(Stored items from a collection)
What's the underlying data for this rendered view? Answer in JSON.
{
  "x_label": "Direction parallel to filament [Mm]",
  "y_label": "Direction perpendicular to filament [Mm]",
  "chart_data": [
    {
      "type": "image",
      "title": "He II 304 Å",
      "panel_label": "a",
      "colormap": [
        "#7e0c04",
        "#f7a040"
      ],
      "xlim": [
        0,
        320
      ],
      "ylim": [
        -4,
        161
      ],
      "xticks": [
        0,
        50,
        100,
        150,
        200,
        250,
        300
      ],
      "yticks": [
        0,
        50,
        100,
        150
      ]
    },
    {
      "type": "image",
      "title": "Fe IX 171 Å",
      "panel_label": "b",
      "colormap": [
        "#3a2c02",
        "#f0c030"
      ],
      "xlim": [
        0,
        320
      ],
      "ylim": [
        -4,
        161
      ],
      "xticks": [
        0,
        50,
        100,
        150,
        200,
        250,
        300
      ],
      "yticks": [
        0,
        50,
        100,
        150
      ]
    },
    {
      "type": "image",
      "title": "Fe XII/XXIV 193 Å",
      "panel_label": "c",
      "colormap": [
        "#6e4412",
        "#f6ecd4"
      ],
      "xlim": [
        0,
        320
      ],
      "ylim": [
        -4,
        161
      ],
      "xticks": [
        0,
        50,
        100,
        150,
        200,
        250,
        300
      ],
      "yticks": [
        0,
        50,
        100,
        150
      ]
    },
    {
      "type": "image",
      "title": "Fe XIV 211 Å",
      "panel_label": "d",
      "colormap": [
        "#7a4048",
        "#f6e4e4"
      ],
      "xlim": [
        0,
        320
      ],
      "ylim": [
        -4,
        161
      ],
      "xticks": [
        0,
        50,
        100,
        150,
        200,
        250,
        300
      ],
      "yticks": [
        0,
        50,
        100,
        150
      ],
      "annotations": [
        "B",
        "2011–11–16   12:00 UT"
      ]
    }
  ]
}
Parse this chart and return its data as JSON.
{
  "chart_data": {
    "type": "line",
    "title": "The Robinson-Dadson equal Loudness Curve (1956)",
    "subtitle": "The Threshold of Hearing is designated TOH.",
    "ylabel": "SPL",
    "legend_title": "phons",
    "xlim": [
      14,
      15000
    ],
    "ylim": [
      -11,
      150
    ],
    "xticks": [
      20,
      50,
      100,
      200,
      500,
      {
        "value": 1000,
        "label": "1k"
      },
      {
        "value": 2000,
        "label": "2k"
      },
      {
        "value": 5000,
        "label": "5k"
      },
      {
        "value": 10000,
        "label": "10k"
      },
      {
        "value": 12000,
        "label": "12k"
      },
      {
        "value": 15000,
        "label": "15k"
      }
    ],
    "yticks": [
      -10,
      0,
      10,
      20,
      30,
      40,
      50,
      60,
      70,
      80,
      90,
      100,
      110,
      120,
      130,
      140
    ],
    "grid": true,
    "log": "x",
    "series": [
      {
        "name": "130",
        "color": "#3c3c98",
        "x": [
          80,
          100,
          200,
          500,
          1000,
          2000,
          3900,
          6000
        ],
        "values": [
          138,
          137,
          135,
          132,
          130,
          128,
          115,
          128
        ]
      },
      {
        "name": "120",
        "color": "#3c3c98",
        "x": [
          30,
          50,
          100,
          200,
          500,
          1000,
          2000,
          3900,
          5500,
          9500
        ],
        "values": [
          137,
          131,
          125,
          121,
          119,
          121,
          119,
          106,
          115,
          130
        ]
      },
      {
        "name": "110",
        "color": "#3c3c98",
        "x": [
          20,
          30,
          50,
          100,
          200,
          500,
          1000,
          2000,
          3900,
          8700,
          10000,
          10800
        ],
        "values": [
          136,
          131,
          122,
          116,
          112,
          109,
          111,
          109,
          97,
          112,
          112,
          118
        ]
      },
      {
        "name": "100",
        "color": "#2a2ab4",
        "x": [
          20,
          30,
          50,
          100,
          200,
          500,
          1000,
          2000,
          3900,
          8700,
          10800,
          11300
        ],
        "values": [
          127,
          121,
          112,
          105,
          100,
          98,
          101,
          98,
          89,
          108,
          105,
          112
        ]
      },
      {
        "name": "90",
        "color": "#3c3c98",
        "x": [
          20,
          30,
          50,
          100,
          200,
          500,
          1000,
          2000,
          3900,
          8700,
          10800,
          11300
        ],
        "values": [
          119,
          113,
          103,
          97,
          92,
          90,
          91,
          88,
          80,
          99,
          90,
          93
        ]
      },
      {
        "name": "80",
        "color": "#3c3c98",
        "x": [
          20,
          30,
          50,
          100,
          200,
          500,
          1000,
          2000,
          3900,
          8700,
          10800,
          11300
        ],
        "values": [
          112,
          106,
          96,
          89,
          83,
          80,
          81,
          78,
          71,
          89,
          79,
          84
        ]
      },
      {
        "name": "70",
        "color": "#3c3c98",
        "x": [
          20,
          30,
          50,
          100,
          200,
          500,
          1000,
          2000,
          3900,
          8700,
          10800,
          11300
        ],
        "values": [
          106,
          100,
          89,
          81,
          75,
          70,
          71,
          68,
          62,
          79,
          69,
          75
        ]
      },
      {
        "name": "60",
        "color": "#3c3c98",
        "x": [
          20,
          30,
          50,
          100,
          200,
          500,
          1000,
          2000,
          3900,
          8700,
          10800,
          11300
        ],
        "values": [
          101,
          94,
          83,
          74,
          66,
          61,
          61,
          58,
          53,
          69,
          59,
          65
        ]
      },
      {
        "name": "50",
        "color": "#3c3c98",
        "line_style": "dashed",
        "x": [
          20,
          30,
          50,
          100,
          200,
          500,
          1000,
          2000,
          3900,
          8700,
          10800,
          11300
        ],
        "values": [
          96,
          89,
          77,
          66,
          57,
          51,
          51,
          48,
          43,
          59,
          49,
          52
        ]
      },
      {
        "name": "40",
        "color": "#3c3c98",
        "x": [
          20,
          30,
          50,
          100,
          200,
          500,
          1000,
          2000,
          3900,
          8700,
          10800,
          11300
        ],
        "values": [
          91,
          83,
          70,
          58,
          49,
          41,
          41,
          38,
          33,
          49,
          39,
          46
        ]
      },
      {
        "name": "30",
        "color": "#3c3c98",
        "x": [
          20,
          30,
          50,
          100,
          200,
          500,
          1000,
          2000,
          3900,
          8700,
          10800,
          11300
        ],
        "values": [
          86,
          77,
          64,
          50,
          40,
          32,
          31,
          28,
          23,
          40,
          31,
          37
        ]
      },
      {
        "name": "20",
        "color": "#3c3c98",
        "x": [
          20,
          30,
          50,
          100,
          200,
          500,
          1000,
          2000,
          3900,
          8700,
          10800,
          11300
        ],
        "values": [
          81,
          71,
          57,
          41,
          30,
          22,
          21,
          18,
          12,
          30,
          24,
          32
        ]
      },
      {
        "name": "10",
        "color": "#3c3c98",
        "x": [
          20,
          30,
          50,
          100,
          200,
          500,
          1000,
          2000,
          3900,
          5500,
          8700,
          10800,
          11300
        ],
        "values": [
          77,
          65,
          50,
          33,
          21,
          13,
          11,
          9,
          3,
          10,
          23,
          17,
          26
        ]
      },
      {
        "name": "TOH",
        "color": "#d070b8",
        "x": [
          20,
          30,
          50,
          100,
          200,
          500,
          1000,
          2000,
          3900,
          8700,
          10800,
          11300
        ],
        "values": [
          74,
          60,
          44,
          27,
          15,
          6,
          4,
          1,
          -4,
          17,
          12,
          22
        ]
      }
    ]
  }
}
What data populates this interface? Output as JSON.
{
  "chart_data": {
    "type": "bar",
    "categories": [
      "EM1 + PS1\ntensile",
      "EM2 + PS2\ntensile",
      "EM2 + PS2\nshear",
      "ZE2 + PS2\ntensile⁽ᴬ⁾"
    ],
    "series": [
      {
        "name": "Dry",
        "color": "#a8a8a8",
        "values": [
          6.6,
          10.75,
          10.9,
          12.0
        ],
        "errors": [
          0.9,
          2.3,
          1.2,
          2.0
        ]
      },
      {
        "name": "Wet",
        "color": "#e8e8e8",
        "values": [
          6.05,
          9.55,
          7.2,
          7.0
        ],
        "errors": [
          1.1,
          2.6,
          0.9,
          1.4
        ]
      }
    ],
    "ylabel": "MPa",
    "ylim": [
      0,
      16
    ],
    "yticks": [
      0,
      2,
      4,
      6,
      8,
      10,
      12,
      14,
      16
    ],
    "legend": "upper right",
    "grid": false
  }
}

== What is asked ==
Among the lines of the data above, determine how many contain the word "filament". Report the number alone.

== Finished answer ==
2